## [Short task]
Convert the entries below into a numbered list, starting with the first line and continuing through the line containing "cli-exit-hint: Ctrl+F6 to", with both of those lines included. Leave out any blank lines.

(Element boundary entries)
— begin —
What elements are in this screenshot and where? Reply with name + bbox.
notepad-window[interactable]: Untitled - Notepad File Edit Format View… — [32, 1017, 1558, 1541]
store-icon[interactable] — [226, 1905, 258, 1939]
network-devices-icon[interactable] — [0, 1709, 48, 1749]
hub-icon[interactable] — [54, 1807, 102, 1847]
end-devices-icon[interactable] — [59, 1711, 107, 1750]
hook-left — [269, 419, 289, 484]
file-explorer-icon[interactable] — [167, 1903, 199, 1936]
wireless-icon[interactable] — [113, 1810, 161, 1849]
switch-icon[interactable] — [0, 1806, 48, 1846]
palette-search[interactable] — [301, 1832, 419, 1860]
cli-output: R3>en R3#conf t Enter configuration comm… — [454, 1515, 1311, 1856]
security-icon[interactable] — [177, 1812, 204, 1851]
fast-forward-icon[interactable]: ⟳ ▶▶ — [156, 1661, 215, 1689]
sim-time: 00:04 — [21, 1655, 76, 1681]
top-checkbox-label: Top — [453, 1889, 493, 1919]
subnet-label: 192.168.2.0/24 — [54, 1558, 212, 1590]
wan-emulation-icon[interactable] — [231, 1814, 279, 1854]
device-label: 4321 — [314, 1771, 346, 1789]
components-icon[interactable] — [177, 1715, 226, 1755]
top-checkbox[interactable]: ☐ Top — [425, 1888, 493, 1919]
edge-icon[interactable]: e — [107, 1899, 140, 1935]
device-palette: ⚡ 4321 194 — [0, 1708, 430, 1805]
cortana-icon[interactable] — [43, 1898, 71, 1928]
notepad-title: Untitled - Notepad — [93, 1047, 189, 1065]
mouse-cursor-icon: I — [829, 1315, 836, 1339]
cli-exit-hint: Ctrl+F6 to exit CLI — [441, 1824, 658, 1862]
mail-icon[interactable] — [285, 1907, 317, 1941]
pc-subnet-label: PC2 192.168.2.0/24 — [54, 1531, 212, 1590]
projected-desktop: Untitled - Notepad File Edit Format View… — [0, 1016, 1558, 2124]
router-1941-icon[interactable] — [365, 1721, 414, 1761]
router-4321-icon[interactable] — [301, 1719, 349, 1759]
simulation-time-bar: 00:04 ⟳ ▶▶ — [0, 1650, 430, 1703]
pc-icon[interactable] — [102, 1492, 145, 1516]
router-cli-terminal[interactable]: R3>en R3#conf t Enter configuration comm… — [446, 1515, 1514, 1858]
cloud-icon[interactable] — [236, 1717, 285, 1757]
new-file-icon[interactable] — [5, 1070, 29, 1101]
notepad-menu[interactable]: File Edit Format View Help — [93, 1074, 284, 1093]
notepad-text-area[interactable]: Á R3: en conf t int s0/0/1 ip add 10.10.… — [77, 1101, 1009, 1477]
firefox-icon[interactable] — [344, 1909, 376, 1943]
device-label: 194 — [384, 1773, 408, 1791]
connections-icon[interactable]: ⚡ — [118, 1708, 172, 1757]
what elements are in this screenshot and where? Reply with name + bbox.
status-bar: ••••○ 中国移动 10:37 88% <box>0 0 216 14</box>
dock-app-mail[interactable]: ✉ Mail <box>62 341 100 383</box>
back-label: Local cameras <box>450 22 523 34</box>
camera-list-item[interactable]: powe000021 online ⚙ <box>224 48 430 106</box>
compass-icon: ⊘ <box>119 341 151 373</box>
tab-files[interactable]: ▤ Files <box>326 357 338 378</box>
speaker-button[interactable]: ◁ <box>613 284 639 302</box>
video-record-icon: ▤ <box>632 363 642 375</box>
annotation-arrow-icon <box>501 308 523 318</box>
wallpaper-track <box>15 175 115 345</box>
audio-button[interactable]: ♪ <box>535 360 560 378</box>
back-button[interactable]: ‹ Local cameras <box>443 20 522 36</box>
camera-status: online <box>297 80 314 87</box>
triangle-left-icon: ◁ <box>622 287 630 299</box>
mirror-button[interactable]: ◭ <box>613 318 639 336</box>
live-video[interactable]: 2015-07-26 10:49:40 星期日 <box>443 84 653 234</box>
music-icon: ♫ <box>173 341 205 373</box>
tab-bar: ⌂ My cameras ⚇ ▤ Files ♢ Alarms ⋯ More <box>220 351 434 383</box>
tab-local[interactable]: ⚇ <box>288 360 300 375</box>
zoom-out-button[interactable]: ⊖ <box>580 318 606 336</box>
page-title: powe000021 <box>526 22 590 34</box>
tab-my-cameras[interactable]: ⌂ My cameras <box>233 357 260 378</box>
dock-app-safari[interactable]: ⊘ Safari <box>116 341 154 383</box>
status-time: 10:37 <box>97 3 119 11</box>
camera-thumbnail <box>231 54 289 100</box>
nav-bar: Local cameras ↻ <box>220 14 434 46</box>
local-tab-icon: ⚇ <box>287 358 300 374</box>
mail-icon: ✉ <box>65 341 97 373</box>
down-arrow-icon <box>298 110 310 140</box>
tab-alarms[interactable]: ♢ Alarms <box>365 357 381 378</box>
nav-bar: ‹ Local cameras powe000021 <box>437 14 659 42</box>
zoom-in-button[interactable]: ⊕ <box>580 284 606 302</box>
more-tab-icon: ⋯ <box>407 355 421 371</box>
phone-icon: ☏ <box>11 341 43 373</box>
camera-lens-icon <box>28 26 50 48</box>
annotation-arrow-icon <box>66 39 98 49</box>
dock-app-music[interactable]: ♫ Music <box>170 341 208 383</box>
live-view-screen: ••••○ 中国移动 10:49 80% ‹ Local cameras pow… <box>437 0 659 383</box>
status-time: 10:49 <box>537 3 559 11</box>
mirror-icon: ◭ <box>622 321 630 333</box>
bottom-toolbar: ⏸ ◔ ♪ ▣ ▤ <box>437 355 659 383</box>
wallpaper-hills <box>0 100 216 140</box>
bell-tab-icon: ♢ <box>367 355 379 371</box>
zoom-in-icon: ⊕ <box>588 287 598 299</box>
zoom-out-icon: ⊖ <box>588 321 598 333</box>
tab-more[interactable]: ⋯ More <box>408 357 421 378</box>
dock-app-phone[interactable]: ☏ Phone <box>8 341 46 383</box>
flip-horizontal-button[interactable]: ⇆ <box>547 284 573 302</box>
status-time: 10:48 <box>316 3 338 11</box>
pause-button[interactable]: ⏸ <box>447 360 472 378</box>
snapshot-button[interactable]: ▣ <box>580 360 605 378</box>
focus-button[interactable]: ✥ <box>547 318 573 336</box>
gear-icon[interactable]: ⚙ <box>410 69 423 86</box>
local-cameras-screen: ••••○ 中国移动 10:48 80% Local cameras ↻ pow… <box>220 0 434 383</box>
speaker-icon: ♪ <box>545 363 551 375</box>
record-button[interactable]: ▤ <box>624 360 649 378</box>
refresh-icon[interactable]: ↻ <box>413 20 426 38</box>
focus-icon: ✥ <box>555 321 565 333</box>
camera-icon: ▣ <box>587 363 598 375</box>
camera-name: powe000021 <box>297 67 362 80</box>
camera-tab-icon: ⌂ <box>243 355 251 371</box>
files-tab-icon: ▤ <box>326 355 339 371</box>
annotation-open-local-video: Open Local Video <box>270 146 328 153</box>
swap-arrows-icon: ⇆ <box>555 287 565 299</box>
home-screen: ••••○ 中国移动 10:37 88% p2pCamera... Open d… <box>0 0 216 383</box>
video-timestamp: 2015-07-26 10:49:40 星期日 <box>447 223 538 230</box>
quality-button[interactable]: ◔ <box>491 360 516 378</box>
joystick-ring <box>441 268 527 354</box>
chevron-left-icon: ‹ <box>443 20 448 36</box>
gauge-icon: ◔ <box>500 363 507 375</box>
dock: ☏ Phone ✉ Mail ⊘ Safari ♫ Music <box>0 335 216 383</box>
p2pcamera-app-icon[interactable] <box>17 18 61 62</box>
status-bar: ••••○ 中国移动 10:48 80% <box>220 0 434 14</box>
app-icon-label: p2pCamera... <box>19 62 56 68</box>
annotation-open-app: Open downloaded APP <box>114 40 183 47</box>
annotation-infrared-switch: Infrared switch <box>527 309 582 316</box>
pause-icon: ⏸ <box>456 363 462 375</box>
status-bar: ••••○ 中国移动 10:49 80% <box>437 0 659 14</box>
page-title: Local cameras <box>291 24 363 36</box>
— end —
## [Final result]
1. What elements are in this screenshot and where? Reply with name + bbox.
2. notepad-window[interactable]: Untitled - Notepad File Edit Format View… — [32, 1017, 1558, 1541]
3. store-icon[interactable] — [226, 1905, 258, 1939]
4. network-devices-icon[interactable] — [0, 1709, 48, 1749]
5. hub-icon[interactable] — [54, 1807, 102, 1847]
6. end-devices-icon[interactable] — [59, 1711, 107, 1750]
7. hook-left — [269, 419, 289, 484]
8. file-explorer-icon[interactable] — [167, 1903, 199, 1936]
9. wireless-icon[interactable] — [113, 1810, 161, 1849]
10. switch-icon[interactable] — [0, 1806, 48, 1846]
11. palette-search[interactable] — [301, 1832, 419, 1860]
12. cli-output: R3>en R3#conf t Enter configuration comm… — [454, 1515, 1311, 1856]
13. security-icon[interactable] — [177, 1812, 204, 1851]
14. fast-forward-icon[interactable]: ⟳ ▶▶ — [156, 1661, 215, 1689]
15. sim-time: 00:04 — [21, 1655, 76, 1681]
16. top-checkbox-label: Top — [453, 1889, 493, 1919]
17. subnet-label: 192.168.2.0/24 — [54, 1558, 212, 1590]
18. wan-emulation-icon[interactable] — [231, 1814, 279, 1854]
19. device-label: 4321 — [314, 1771, 346, 1789]
20. components-icon[interactable] — [177, 1715, 226, 1755]
21. top-checkbox[interactable]: ☐ Top — [425, 1888, 493, 1919]
22. edge-icon[interactable]: e — [107, 1899, 140, 1935]
23. device-palette: ⚡ 4321 194 — [0, 1708, 430, 1805]
24. cortana-icon[interactable] — [43, 1898, 71, 1928]
25. notepad-title: Untitled - Notepad — [93, 1047, 189, 1065]
26. mouse-cursor-icon: I — [829, 1315, 836, 1339]
27. cli-exit-hint: Ctrl+F6 to exit CLI — [441, 1824, 658, 1862]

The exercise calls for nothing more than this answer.